*** STUDY MATERIAL Section Begins ***

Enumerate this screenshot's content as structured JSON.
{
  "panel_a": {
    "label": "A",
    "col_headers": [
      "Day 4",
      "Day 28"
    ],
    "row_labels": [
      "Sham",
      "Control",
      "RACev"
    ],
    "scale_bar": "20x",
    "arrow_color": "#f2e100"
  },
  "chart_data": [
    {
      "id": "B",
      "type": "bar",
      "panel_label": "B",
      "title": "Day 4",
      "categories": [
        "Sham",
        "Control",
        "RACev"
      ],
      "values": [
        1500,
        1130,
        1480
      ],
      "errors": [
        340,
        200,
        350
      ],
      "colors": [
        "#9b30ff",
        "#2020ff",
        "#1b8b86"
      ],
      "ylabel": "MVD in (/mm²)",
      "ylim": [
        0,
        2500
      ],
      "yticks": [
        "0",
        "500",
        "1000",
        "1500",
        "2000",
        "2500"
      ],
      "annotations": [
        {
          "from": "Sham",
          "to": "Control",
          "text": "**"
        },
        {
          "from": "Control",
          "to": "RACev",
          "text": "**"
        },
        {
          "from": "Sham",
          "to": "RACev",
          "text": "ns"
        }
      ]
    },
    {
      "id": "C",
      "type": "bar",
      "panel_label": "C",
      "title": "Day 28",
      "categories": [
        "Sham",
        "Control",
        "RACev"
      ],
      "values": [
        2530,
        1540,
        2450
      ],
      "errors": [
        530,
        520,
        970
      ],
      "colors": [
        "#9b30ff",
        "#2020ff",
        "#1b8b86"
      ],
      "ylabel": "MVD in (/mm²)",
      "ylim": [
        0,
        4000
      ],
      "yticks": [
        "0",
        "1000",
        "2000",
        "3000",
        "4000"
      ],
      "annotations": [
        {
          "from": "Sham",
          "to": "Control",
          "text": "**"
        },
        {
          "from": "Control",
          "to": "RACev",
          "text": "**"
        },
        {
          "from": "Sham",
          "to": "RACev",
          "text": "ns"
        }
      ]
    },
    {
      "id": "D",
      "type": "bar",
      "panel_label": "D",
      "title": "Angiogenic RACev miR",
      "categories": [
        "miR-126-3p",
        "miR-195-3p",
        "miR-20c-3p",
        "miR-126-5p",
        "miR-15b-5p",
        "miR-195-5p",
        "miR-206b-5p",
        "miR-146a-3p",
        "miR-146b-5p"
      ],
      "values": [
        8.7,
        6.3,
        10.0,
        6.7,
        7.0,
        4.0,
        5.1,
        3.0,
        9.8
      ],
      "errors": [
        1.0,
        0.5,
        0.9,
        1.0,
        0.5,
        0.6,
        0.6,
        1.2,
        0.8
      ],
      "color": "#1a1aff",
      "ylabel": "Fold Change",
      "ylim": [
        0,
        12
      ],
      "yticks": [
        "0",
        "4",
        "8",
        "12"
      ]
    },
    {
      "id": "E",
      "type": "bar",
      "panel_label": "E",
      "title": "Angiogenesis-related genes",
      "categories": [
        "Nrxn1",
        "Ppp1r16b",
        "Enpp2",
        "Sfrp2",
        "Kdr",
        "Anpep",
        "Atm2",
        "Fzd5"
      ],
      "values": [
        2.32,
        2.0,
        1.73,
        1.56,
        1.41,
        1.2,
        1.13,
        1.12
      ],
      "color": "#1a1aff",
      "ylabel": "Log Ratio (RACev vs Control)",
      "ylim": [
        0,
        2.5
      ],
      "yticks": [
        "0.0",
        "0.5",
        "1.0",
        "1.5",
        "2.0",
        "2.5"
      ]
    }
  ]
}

*** STUDY MATERIAL Section Ends ***

> [TRY IT]:
Print the listing in full, exactly as given.

> [RESULT OF THE EXERCISE]:
Enumerate this screenshot's content as structured JSON.
{
  "panel_a": {
    "label": "A",
    "col_headers": [
      "Day 4",
      "Day 28"
    ],
    "row_labels": [
      "Sham",
      "Control",
      "RACev"
    ],
    "scale_bar": "20x",
    "arrow_color": "#f2e100"
  },
  "chart_data": [
    {
      "id": "B",
      "type": "bar",
      "panel_label": "B",
      "title": "Day 4",
      "categories": [
        "Sham",
        "Control",
        "RACev"
      ],
      "values": [
        1500,
        1130,
        1480
      ],
      "errors": [
        340,
        200,
        350
      ],
      "colors": [
        "#9b30ff",
        "#2020ff",
        "#1b8b86"
      ],
      "ylabel": "MVD in (/mm²)",
      "ylim": [
        0,
        2500
      ],
      "yticks": [
        "0",
        "500",
        "1000",
        "1500",
        "2000",
        "2500"
      ],
      "annotations": [
        {
          "from": "Sham",
          "to": "Control",
          "text": "**"
        },
        {
          "from": "Control",
          "to": "RACev",
          "text": "**"
        },
        {
          "from": "Sham",
          "to": "RACev",
          "text": "ns"
        }
      ]
    },
    {
      "id": "C",
      "type": "bar",
      "panel_label": "C",
      "title": "Day 28",
      "categories": [
        "Sham",
        "Control",
        "RACev"
      ],
      "values": [
        2530,
        1540,
        2450
      ],
      "errors": [
        530,
        520,
        970
      ],
      "colors": [
        "#9b30ff",
        "#2020ff",
        "#1b8b86"
      ],
      "ylabel": "MVD in (/mm²)",
      "ylim": [
        0,
        4000
      ],
      "yticks": [
        "0",
        "1000",
        "2000",
        "3000",
        "4000"
      ],
      "annotations": [
        {
          "from": "Sham",
          "to": "Control",
          "text": "**"
        },
        {
          "from": "Control",
          "to": "RACev",
          "text": "**"
        },
        {
          "from": "Sham",
          "to": "RACev",
          "text": "ns"
        }
      ]
    },
    {
      "id": "D",
      "type": "bar",
      "panel_label": "D",
      "title": "Angiogenic RACev miR",
      "categories": [
        "miR-126-3p",
        "miR-195-3p",
        "miR-20c-3p",
        "miR-126-5p",
        "miR-15b-5p",
        "miR-195-5p",
        "miR-206b-5p",
        "miR-146a-3p",
        "miR-146b-5p"
      ],
      "values": [
        8.7,
        6.3,
        10.0,
        6.7,
        7.0,
        4.0,
        5.1,
        3.0,
        9.8
      ],
      "errors": [
        1.0,
        0.5,
        0.9,
        1.0,
        0.5,
        0.6,
        0.6,
        1.2,
        0.8
      ],
      "color": "#1a1aff",
      "ylabel": "Fold Change",
      "ylim": [
        0,
        12
      ],
      "yticks": [
        "0",
        "4",
        "8",
        "12"
      ]
    },
    {
      "id": "E",
      "type": "bar",
      "panel_label": "E",
      "title": "Angiogenesis-related genes",
      "categories": [
        "Nrxn1",
        "Ppp1r16b",
        "Enpp2",
        "Sfrp2",
        "Kdr",
        "Anpep",
        "Atm2",
        "Fzd5"
      ],
      "values": [
        2.32,
        2.0,
        1.73,
        1.56,
        1.41,
        1.2,
        1.13,
        1.12
      ],
      "color": "#1a1aff",
      "ylabel": "Log Ratio (RACev vs Control)",
      "ylim": [
        0,
        2.5
      ],
      "yticks": [
        "0.0",
        "0.5",
        "1.0",
        "1.5",
        "2.0",
        "2.5"
      ]
    }
  ]
}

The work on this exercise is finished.